Required task
Compile every line that includes the word "Schinznach".
— Begin Supplied material —
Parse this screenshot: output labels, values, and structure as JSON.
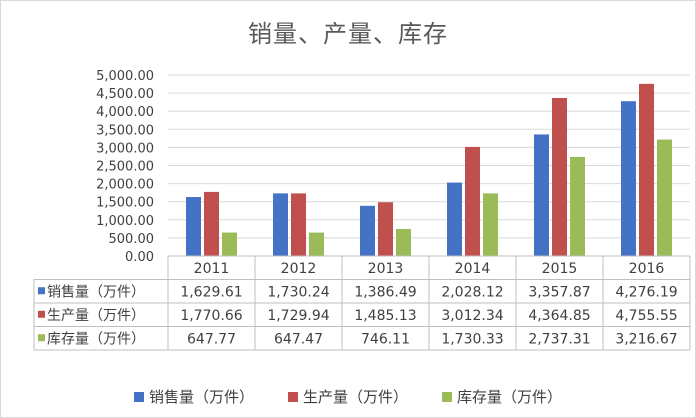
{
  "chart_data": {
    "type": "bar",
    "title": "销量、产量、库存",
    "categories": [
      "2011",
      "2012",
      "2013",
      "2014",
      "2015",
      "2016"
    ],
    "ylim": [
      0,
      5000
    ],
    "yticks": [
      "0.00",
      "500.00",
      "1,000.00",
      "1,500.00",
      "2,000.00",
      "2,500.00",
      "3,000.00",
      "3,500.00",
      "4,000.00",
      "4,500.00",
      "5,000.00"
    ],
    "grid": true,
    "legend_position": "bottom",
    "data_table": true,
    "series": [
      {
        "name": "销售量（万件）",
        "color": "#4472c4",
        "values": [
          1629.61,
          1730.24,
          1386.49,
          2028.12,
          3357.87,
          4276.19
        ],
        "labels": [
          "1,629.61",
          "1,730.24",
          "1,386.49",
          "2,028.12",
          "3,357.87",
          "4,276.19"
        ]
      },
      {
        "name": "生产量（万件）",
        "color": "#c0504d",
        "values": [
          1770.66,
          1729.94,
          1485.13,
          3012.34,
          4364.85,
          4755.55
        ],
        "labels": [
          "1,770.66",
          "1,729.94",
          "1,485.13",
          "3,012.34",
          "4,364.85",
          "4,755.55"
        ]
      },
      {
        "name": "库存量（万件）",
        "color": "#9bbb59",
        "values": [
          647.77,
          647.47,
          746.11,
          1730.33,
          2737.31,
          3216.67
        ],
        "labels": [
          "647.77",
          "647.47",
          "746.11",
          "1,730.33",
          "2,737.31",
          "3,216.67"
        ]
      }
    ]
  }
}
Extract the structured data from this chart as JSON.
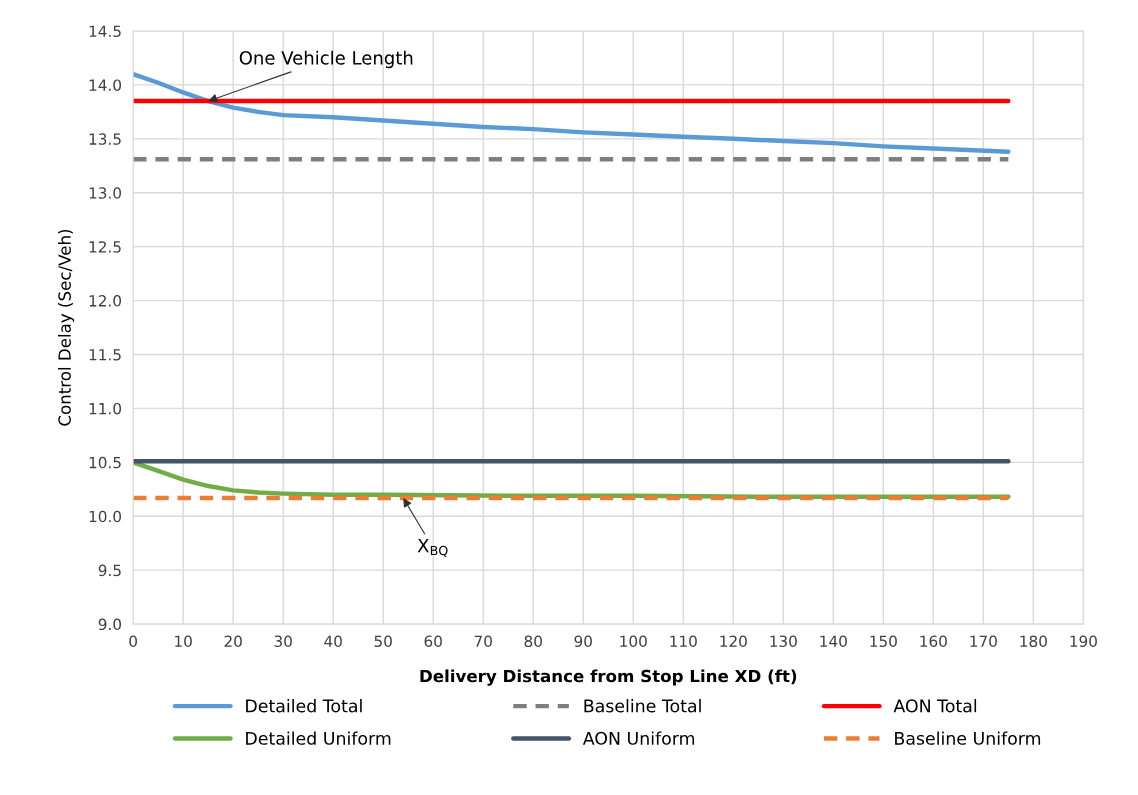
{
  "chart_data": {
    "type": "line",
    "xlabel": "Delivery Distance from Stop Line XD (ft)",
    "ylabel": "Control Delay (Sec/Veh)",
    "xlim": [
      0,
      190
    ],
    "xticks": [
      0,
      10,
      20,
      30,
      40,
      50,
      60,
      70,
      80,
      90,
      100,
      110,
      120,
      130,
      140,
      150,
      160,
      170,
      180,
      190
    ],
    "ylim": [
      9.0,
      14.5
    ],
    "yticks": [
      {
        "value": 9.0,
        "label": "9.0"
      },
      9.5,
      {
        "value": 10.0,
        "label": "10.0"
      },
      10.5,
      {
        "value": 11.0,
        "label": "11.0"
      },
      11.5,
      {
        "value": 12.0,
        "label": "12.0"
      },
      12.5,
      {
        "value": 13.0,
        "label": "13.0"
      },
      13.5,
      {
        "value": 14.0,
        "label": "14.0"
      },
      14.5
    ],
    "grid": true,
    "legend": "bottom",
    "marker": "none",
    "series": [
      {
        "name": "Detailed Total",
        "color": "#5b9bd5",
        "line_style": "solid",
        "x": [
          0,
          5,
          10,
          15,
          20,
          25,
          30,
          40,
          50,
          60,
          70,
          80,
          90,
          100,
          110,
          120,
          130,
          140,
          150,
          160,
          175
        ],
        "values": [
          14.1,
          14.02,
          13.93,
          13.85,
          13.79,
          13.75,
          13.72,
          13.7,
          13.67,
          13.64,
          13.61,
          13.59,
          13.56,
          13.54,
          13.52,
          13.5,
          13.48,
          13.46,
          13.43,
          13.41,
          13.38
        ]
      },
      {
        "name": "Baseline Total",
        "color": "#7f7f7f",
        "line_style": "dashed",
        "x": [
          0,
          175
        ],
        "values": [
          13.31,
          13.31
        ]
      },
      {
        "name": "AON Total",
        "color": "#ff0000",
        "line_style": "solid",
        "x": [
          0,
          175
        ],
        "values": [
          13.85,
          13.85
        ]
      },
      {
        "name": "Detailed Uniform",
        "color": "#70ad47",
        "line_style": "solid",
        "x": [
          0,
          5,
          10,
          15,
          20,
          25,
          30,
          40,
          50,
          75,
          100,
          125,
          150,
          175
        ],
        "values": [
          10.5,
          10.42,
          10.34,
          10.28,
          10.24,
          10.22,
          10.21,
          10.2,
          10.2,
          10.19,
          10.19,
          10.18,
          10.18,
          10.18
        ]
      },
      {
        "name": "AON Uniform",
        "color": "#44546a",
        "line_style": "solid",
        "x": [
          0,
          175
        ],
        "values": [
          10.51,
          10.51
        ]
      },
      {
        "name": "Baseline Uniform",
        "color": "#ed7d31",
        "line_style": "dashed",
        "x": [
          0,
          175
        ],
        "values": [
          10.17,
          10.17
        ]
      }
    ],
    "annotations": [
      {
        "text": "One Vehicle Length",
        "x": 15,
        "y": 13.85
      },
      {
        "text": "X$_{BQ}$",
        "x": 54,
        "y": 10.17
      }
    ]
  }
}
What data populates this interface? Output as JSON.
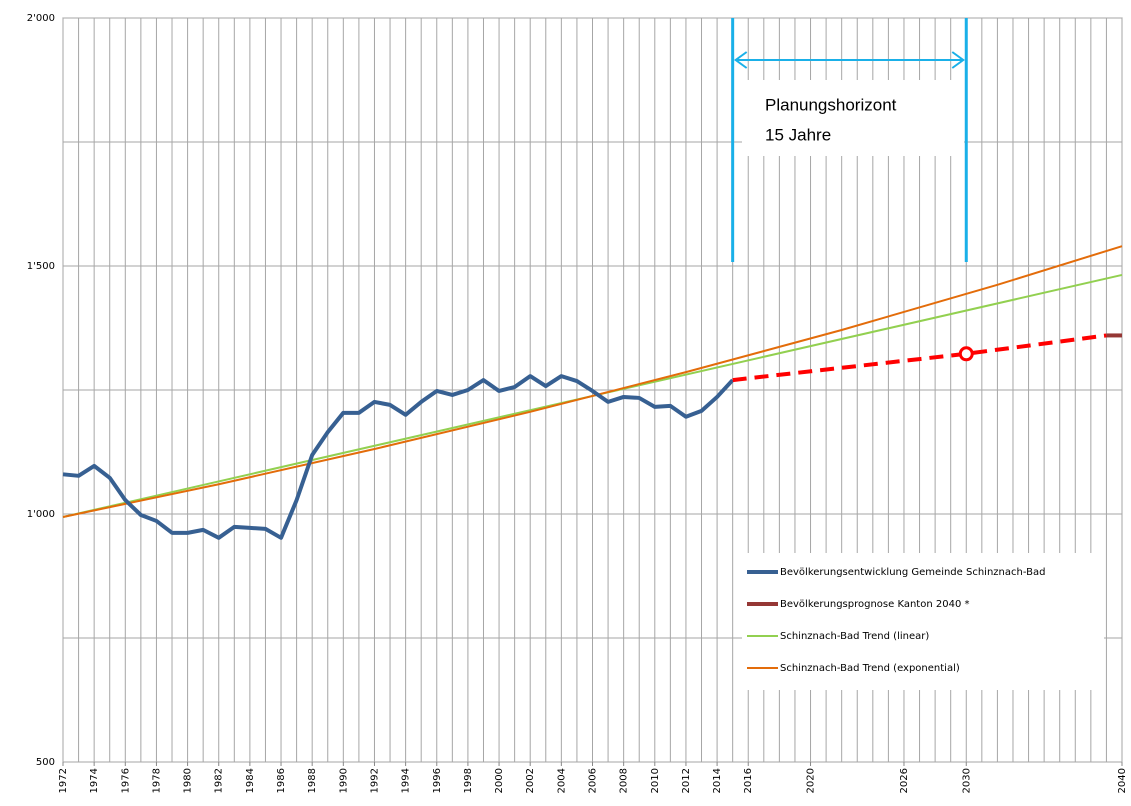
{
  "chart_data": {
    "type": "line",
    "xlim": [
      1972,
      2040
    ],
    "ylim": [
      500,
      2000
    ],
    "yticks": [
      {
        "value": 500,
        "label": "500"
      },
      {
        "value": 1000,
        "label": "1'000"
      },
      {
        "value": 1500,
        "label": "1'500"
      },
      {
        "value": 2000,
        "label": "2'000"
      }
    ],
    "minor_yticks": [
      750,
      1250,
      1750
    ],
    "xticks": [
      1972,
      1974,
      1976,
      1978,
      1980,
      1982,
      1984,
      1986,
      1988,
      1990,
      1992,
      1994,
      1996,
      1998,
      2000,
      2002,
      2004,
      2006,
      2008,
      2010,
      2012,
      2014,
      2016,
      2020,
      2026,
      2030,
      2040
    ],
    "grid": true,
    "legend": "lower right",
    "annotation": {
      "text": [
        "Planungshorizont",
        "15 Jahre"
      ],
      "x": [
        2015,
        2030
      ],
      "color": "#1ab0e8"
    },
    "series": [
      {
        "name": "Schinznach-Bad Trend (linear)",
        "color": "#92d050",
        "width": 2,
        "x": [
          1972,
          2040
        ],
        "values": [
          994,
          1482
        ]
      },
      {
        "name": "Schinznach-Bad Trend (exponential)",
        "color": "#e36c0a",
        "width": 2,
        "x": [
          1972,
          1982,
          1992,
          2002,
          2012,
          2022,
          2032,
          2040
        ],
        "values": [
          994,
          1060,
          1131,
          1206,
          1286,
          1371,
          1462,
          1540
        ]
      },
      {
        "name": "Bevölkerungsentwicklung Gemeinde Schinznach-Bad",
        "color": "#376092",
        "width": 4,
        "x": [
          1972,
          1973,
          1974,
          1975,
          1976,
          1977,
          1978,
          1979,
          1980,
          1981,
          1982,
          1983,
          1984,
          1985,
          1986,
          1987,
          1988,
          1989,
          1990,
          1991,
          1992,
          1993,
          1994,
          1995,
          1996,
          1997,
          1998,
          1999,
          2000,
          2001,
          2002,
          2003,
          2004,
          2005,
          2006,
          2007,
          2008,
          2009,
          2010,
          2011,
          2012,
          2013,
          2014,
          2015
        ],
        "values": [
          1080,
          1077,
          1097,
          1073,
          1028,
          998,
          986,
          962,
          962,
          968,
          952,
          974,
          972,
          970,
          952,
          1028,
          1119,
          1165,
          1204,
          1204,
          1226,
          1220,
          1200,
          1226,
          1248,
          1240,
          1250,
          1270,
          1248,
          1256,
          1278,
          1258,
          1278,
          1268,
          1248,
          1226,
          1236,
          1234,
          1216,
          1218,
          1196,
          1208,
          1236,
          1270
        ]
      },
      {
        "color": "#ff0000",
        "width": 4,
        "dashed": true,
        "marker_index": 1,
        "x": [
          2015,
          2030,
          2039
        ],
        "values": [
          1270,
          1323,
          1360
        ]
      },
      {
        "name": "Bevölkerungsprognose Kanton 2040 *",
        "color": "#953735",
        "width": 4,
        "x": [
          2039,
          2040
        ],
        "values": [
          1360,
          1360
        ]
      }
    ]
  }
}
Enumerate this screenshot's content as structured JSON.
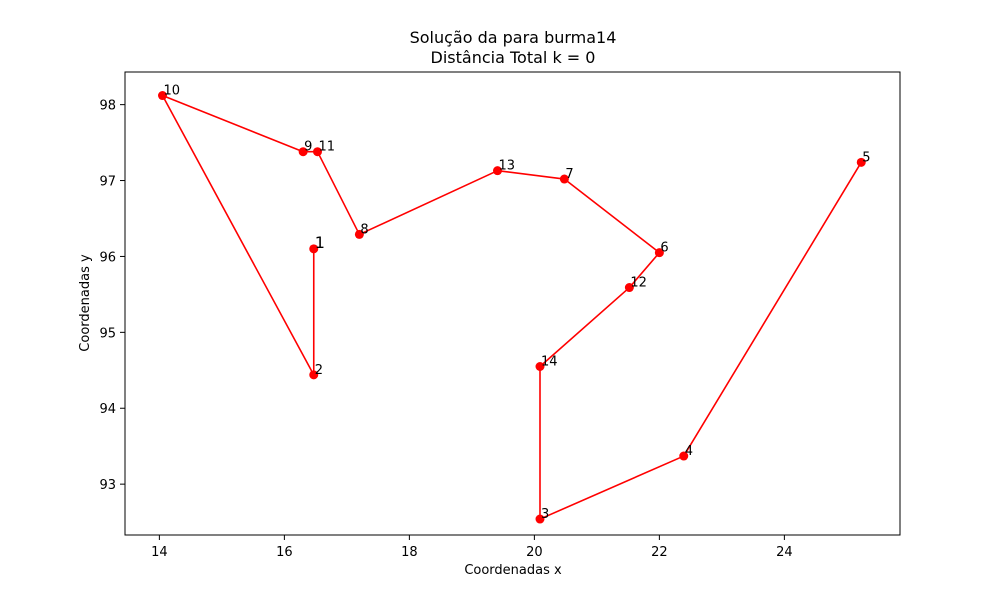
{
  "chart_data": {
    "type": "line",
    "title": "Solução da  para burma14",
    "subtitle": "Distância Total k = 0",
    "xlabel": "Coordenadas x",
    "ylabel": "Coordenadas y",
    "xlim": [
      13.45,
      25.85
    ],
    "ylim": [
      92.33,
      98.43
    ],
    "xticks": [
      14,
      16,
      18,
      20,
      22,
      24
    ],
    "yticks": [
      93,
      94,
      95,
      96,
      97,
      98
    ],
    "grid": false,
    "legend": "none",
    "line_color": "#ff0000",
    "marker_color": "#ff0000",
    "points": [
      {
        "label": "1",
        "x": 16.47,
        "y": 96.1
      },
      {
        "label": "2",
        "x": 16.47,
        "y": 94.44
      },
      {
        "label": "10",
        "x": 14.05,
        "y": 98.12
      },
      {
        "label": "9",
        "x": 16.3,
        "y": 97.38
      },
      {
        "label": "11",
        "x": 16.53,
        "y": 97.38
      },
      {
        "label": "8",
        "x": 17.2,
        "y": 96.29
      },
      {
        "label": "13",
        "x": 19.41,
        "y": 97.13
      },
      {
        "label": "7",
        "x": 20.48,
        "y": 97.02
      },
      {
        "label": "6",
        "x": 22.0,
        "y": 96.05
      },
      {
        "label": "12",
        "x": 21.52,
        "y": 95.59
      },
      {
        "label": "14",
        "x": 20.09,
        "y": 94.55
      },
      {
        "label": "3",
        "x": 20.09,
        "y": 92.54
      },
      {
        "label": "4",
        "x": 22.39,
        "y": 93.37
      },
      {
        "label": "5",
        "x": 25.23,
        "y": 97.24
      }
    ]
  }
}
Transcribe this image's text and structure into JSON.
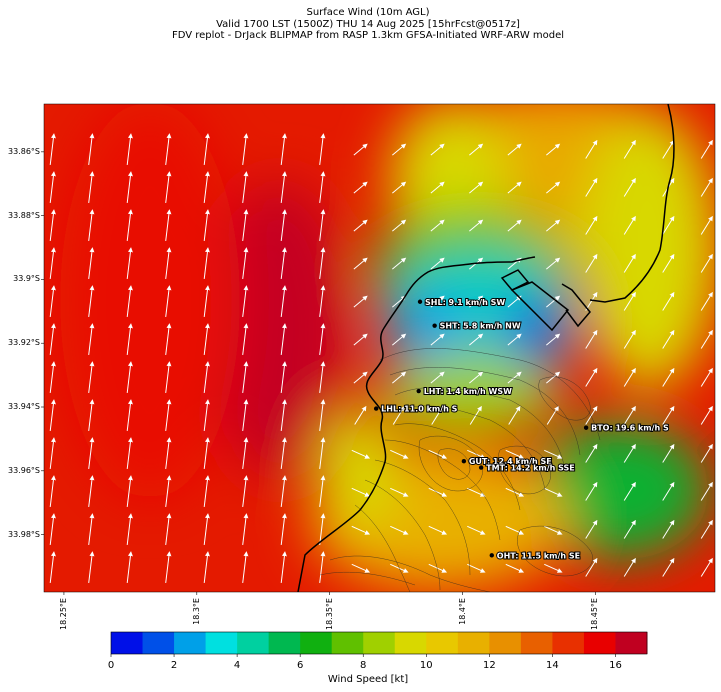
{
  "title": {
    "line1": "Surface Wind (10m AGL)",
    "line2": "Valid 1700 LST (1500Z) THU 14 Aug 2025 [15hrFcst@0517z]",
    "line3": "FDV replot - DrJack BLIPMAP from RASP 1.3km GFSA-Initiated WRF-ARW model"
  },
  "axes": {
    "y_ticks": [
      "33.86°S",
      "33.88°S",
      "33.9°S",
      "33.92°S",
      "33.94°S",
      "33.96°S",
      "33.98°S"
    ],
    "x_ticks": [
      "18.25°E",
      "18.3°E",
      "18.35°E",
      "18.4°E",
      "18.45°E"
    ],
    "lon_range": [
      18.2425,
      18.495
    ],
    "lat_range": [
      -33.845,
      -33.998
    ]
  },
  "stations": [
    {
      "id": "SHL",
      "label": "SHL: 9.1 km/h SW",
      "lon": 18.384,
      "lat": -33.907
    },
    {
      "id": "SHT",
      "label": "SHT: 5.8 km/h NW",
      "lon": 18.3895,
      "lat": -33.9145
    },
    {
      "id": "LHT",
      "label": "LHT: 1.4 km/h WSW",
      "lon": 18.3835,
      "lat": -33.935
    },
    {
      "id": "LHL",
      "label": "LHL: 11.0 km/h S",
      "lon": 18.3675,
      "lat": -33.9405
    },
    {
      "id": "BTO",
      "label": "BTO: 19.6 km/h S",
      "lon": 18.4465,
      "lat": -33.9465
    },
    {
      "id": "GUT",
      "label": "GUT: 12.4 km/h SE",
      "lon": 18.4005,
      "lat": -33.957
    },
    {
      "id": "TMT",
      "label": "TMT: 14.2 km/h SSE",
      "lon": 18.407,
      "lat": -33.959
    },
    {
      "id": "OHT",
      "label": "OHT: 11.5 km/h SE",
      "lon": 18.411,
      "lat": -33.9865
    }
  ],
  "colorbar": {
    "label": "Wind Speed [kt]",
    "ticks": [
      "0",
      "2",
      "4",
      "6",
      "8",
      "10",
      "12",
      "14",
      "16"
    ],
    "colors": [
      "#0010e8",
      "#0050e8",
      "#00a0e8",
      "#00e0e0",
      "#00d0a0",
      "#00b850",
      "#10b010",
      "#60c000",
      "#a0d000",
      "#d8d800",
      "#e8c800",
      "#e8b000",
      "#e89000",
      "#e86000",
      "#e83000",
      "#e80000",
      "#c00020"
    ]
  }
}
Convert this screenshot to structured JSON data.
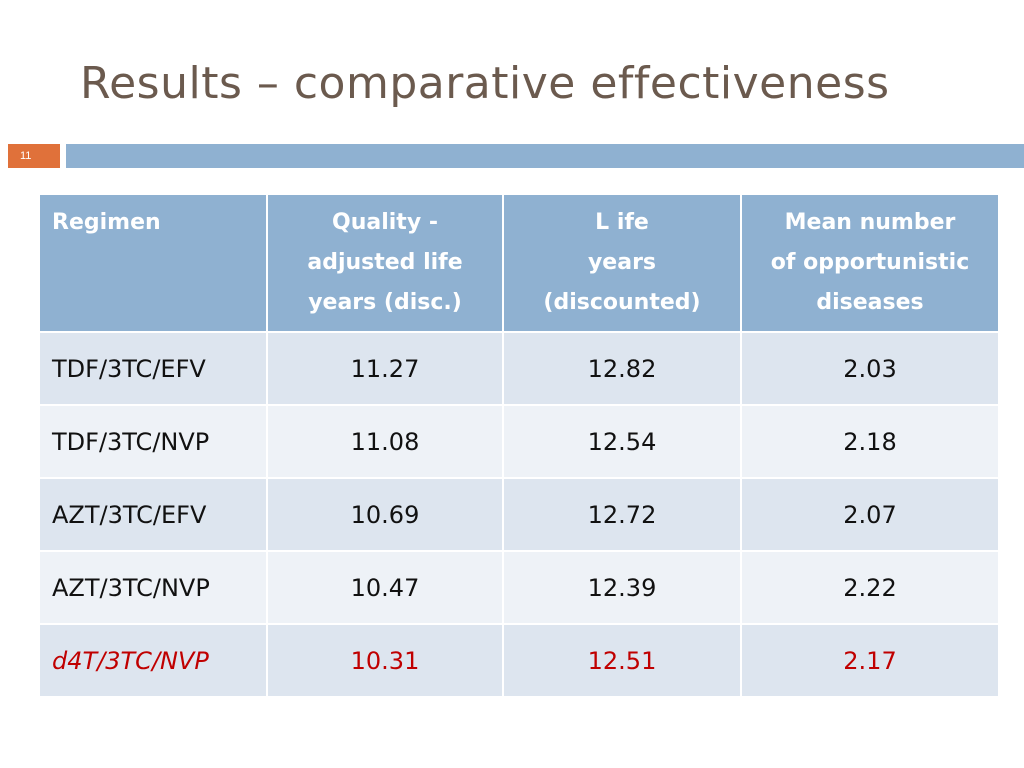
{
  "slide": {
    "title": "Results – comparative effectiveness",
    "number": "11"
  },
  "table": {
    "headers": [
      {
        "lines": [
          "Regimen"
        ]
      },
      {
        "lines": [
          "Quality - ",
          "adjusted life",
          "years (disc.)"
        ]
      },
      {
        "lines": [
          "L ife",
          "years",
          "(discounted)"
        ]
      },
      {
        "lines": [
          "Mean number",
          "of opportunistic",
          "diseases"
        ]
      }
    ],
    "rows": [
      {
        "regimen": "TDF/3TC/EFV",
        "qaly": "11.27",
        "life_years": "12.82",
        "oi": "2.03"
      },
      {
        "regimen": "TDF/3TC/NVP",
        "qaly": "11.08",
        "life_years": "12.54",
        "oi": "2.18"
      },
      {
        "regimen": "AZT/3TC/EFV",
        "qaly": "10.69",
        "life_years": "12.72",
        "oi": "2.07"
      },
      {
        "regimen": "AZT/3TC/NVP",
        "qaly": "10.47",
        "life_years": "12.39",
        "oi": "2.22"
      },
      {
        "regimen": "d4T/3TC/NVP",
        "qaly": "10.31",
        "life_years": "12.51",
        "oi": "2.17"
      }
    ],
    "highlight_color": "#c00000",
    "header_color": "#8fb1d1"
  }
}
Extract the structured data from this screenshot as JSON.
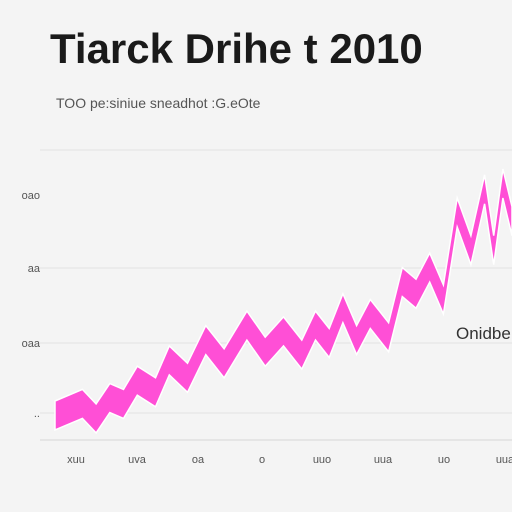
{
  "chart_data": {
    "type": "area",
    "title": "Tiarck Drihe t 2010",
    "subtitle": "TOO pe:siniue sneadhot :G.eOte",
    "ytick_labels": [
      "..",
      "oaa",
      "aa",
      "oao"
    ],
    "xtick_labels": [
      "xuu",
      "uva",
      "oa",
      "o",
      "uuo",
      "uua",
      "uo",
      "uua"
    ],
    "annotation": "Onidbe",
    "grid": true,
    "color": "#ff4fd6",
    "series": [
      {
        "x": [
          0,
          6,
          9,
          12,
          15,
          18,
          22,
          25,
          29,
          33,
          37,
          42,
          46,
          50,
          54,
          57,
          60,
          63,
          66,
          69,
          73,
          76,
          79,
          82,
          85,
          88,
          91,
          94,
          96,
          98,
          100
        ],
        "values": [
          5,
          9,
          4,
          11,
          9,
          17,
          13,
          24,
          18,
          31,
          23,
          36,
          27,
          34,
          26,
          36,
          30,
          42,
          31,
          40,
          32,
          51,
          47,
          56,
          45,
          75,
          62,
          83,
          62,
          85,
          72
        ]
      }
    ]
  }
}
— End Supplied material —
Response
        "name": "Schinznach-Bad Trend (linear)",
        "name": "Schinznach-Bad Trend (exponential)",
        "name": "Bevölkerungsentwicklung Gemeinde Schinznach-Bad",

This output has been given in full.